Leave the pictures out and print every record below exactly as it stands.

[Record excerpts]
* * *
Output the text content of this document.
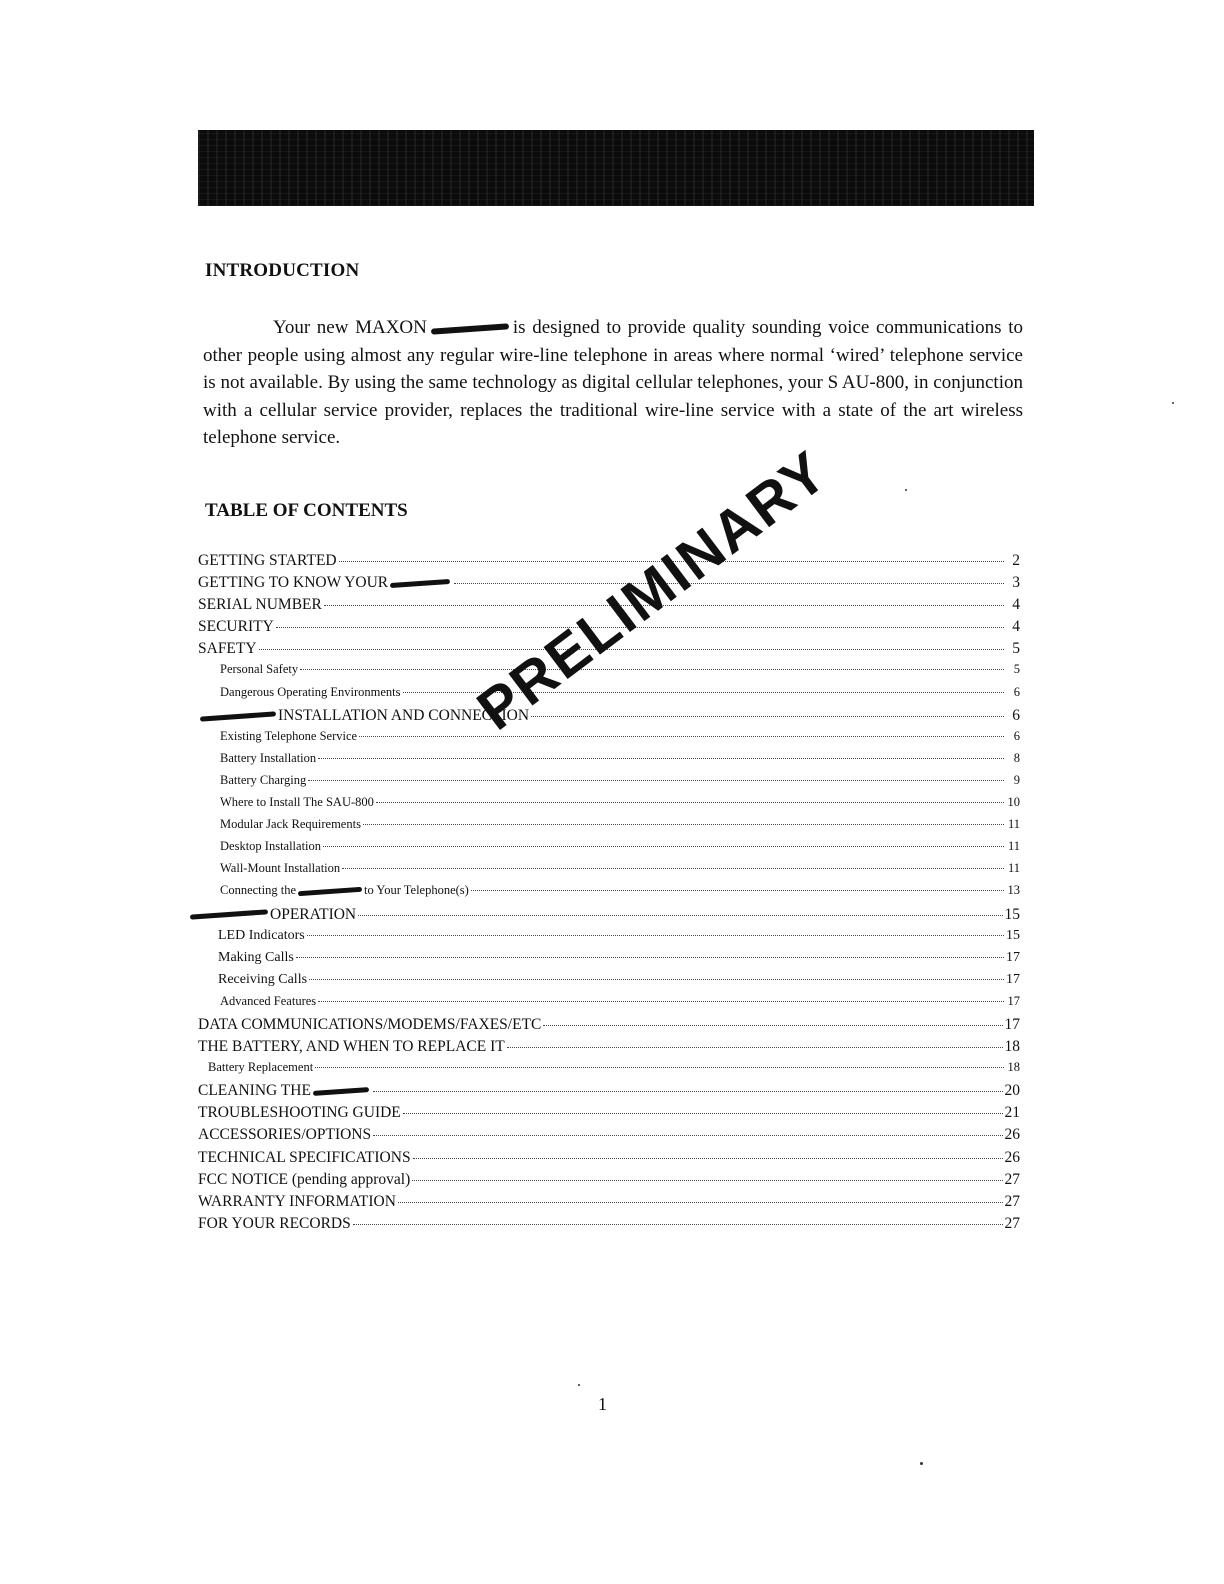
INTRODUCTION

Your new MAXON	is designed to provide quality sounding voice communications to other people using almost any regular wire-line telephone in areas where normal ‘wired’ telephone service is not available. By using the same technology as digital cellular telephones, your S AU-800, in conjunction with a cellular service provider, replaces the traditional wire-line service with a state of the art wireless telephone service.

TABLE OF CONTENTS
GETTING STARTED	2
GETTING TO KNOW YOUR	3
SERIAL NUMBER	4
SECURITY	4
SAFETY	5
Personal Safety	5
Dangerous Operating Environments	6
INSTALLATION AND CONNECTION	6
Existing Telephone Service	6
Battery Installation	8
Battery Charging	9
Where to Install The SAU-800	10
Modular Jack Requirements	11
Desktop Installation	11
Wall-Mount Installation	11
Connecting the	to Your Telephone(s)	13
OPERATION	15
LED Indicators	15
Making Calls	17
Receiving Calls	17
Advanced Features	17
DATA COMMUNICATIONS/MODEMS/FAXES/ETC	17
THE BATTERY, AND WHEN TO REPLACE IT	18
Battery Replacement	18
CLEANING THE	20
TROUBLESHOOTING GUIDE	21
ACCESSORIES/OPTIONS	26
TECHNICAL SPECIFICATIONS	26
FCC NOTICE (pending approval)	27
WARRANTY INFORMATION	27
FOR YOUR RECORDS	27
PRELIMINARY
1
* * *
[Answer to the exercise]
Output the text content of this document.
INTRODUCTION

Your new MAXON	is designed to provide quality sounding voice communications to other people using almost any regular wire-line telephone in areas where normal ‘wired’ telephone service is not available. By using the same technology as digital cellular telephones, your S AU-800, in conjunction with a cellular service provider, replaces the traditional wire-line service with a state of the art wireless telephone service.

TABLE OF CONTENTS
GETTING STARTED	2
GETTING TO KNOW YOUR	3
SERIAL NUMBER	4
SECURITY	4
SAFETY	5
Personal Safety	5
Dangerous Operating Environments	6
INSTALLATION AND CONNECTION	6
Existing Telephone Service	6
Battery Installation	8
Battery Charging	9
Where to Install The SAU-800	10
Modular Jack Requirements	11
Desktop Installation	11
Wall-Mount Installation	11
Connecting the	to Your Telephone(s)	13
OPERATION	15
LED Indicators	15
Making Calls	17
Receiving Calls	17
Advanced Features	17
DATA COMMUNICATIONS/MODEMS/FAXES/ETC	17
THE BATTERY, AND WHEN TO REPLACE IT	18
Battery Replacement	18
CLEANING THE	20
TROUBLESHOOTING GUIDE	21
ACCESSORIES/OPTIONS	26
TECHNICAL SPECIFICATIONS	26
FCC NOTICE (pending approval)	27
WARRANTY INFORMATION	27
FOR YOUR RECORDS	27
PRELIMINARY
1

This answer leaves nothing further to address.